*STATED TASK*. Give only the number of lines in the data that include the string "true".

------------------------------------------------------------

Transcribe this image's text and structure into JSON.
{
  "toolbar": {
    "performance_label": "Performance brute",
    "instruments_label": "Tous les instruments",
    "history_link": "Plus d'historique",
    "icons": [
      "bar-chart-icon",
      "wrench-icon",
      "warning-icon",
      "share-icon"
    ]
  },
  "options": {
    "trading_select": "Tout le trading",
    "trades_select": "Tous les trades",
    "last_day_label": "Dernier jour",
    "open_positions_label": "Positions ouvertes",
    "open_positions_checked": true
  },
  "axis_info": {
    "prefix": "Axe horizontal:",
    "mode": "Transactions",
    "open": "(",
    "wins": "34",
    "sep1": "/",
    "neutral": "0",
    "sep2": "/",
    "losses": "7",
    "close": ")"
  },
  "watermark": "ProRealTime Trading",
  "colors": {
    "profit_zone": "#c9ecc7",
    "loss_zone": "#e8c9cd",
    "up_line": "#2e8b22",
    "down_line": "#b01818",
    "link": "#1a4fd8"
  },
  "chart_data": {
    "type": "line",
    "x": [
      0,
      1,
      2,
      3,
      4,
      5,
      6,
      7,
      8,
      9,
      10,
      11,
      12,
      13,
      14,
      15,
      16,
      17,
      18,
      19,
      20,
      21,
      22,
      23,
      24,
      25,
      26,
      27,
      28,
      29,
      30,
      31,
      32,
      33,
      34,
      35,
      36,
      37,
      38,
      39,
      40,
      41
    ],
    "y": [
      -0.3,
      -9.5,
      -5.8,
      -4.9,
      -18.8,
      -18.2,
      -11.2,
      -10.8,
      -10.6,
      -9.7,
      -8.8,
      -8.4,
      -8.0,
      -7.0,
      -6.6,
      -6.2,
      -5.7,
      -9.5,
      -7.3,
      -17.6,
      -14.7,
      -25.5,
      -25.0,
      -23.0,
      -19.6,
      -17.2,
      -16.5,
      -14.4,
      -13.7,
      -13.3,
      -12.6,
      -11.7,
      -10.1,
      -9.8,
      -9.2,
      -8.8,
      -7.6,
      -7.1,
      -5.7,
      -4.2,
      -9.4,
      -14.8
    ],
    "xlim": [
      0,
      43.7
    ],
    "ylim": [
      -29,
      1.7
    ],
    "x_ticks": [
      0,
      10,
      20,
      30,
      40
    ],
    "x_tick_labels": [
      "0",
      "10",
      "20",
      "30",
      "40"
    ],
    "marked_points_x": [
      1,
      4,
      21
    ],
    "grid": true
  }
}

------------------------------------------------------------

*WRITTEN ANSWER*. 2